-- Start MATERIAL FOR THIS TASK --
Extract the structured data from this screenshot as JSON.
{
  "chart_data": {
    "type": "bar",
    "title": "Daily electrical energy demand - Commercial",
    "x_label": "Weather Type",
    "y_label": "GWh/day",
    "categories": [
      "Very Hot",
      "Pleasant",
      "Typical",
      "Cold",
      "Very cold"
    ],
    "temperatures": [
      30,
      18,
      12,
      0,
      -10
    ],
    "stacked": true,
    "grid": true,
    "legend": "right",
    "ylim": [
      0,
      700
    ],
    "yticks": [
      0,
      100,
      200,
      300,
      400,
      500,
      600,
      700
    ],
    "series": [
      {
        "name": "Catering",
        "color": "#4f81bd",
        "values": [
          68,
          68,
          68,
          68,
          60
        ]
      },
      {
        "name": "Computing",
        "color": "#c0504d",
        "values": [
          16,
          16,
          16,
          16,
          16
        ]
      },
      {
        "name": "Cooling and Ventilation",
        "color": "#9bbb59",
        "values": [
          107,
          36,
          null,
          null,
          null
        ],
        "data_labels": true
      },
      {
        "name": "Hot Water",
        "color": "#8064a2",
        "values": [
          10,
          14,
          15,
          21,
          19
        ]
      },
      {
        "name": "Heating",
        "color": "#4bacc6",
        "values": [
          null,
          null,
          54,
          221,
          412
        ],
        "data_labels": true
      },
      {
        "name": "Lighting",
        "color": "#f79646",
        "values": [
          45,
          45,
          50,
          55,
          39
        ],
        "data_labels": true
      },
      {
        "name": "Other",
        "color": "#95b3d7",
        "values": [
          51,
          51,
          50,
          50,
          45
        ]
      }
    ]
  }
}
-- End MATERIAL FOR THIS TASK --
Word for word, extract all the records.

Extract the structured data from this screenshot as JSON.
{
  "chart_data": {
    "type": "bar",
    "title": "Daily electrical energy demand - Commercial",
    "x_label": "Weather Type",
    "y_label": "GWh/day",
    "categories": [
      "Very Hot",
      "Pleasant",
      "Typical",
      "Cold",
      "Very cold"
    ],
    "temperatures": [
      30,
      18,
      12,
      0,
      -10
    ],
    "stacked": true,
    "grid": true,
    "legend": "right",
    "ylim": [
      0,
      700
    ],
    "yticks": [
      0,
      100,
      200,
      300,
      400,
      500,
      600,
      700
    ],
    "series": [
      {
        "name": "Catering",
        "color": "#4f81bd",
        "values": [
          68,
          68,
          68,
          68,
          60
        ]
      },
      {
        "name": "Computing",
        "color": "#c0504d",
        "values": [
          16,
          16,
          16,
          16,
          16
        ]
      },
      {
        "name": "Cooling and Ventilation",
        "color": "#9bbb59",
        "values": [
          107,
          36,
          null,
          null,
          null
        ],
        "data_labels": true
      },
      {
        "name": "Hot Water",
        "color": "#8064a2",
        "values": [
          10,
          14,
          15,
          21,
          19
        ]
      },
      {
        "name": "Heating",
        "color": "#4bacc6",
        "values": [
          null,
          null,
          54,
          221,
          412
        ],
        "data_labels": true
      },
      {
        "name": "Lighting",
        "color": "#f79646",
        "values": [
          45,
          45,
          50,
          55,
          39
        ],
        "data_labels": true
      },
      {
        "name": "Other",
        "color": "#95b3d7",
        "values": [
          51,
          51,
          50,
          50,
          45
        ]
      }
    ]
  }
}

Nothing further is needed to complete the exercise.